Effektives Wartungs- und Instandsetzungs-Management fehlt
Auch nicht eingeweihte Beobachter sehen beim Überfahren der Jachmannbrücke am nordöstlichen Ende eine verhüllte im Wasser schwimmende Konstruktion und fragen sich:
Hat Verhüllungskünstler Christo schon einen Nachfolger in Wilhelmshaven?
Abb. 1: eingerüstetes Schleusentor, 21.6.2023, Foto Uhlendorf
Die im Hafengeschehen Eingeweihten wissen jedoch, dass sich dort unter den Abdeckplanen seit 2010 das fünfte Schleusentortor versteckt. Und ja, es wird dort gearbeitet.
Seit mindestens 5 Jahren!
Gemäß Auftrag sollte das Tor 2019 fertig sein. Dann erfolgten Verschiebungen bis Frühjahr 2020, später 2022; nach letzten Informationen aus gut unterrichteter Quelle ist das Ausheben des Tores jetzt für Herbst 2024 vorgesehen!
Solange dieses Tor nicht als Austauschtor zur Verfügung steht, wird jeder Fehler und Mangel an den vier im Einsatz befindlichen Toren zum Betriebsproblem, das einen geregelten Betrieb mit beiden Schleusenkammern unmöglich macht! Vielmehr ist auch hier festzustellen, dass die Mängel in der Abwicklung der Torsanierung zu weiteren Kostensteigerungen führen.
Aktuell musste das reparaturbedürftige Außentor der Westkammer ausgeschwommen werden und wird im Innenhafen am Kai liegend repariert. Da ein Dock dafür fehlt, muss es mit Tauchern, soweit möglich untersucht und instandgesetzt werden. Das ist langwierig, technisch und qualitativ nicht zufriedenstellend und teuer
Da kein Wechseltor zur Verfügung steht, bleibt die westliche Schleusenkammer dem Einfluss der Tide ausgesetzt. Und! Die Torkammer und die Schleusenkammer der nun zur See hin offenen Schleuse verschlicken! Besonders kritisch ist das für die Torkammer. Sie ist immerhin fast 60 m lang und ca. 13 m tief und verbunkert, d.h. mit einem starken Betondach abgedeckt, und kann deshalb nicht einfach mit einem im Küstenbereich gängigen Nassbagger geräumt werden. Es muss also ein passender Bagger für Binnengewässer zum Einsatz hergebracht werden.

*Bereitgestellte Daten*.
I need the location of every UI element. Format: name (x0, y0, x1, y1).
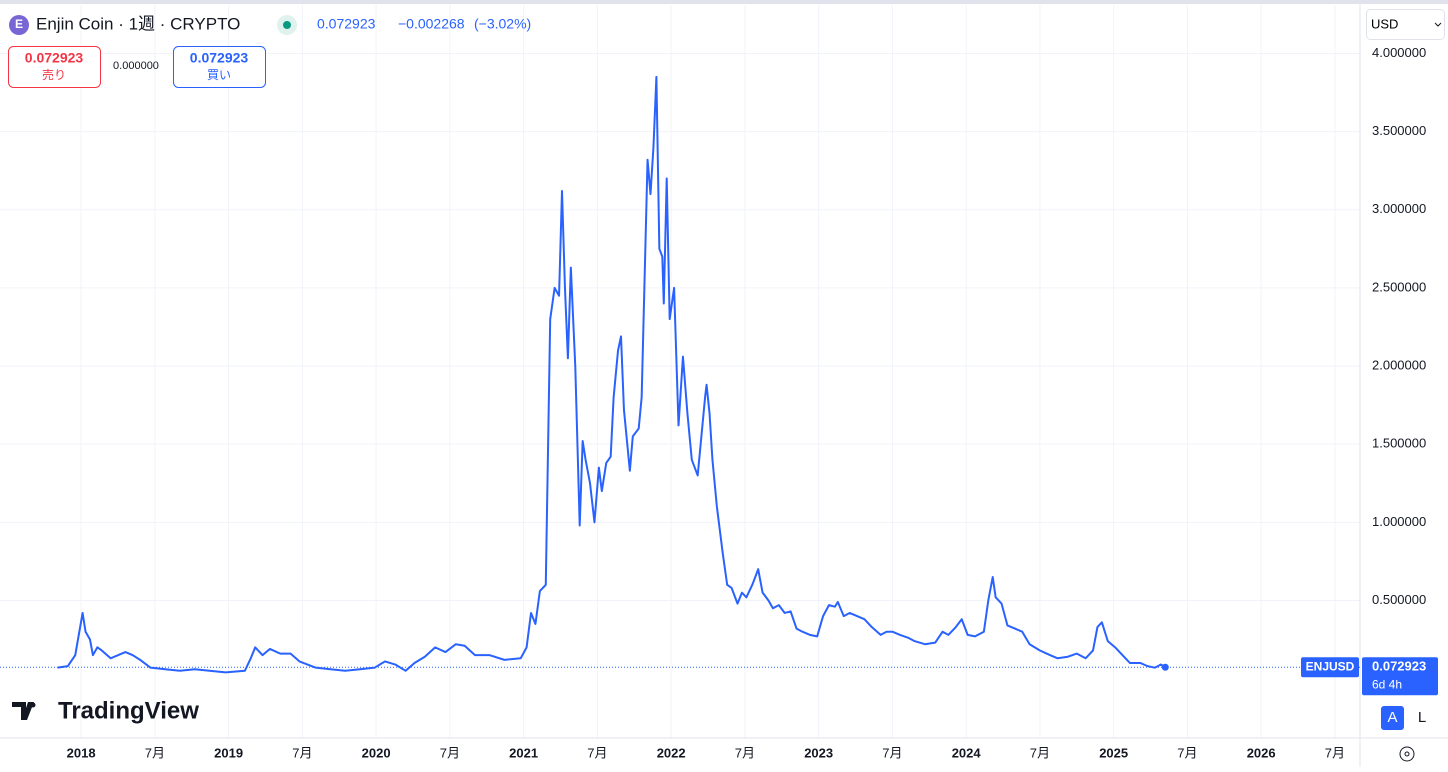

*Zu erledigende Aufgaben*.
a – Fasse den Text über das Schleusentor in zwei Sätzen zusammen.
b – Gib aus dem Text über das Schleusentor den Abschnitt wortwörtlich wieder, der mit den Worten „Abb. 1: eingerüstetes“ beginnt und mit den Worten „weiteren Kostensteigerungen führen.“ endet.

*Ergebnisse je Aufgabe*.
a – Unter den Abdeckplanen am nordöstlichen Ende der Jachmannbrücke liegt seit 2010 das fünfte Schleusentor, das laut Auftrag 2019 fertig sein sollte und dessen Ausheben nun für Herbst 2024 vorgesehen ist. Weil dieses Austauschtor fehlt, muss das reparaturbedürftige Außentor der Westkammer ohne Dock mit Tauchern am Kai instandgesetzt werden, während die westliche Schleusenkammer der Tide ausgesetzt bleibt und zusammen mit der Torkammer verschlickt.

b –
Abb. 1: eingerüstetes Schleusentor, 21.6.2023, Foto Uhlendorf
Die im Hafengeschehen Eingeweihten wissen jedoch, dass sich dort unter den Abdeckplanen seit 2010 das fünfte Schleusentortor versteckt. Und ja, es wird dort gearbeitet.
Seit mindestens 5 Jahren!
Gemäß Auftrag sollte das Tor 2019 fertig sein. Dann erfolgten Verschiebungen bis Frühjahr 2020, später 2022; nach letzten Informationen aus gut unterrichteter Quelle ist das Ausheben des Tores jetzt für Herbst 2024 vorgesehen!
Solange dieses Tor nicht als Austauschtor zur Verfügung steht, wird jeder Fehler und Mangel an den vier im Einsatz befindlichen Toren zum Betriebsproblem, das einen geregelten Betrieb mit beiden Schleusenkammern unmöglich macht! Vielmehr ist auch hier festzustellen, dass die Mängel in der Abwicklung der Torsanierung zu weiteren Kostensteigerungen führen.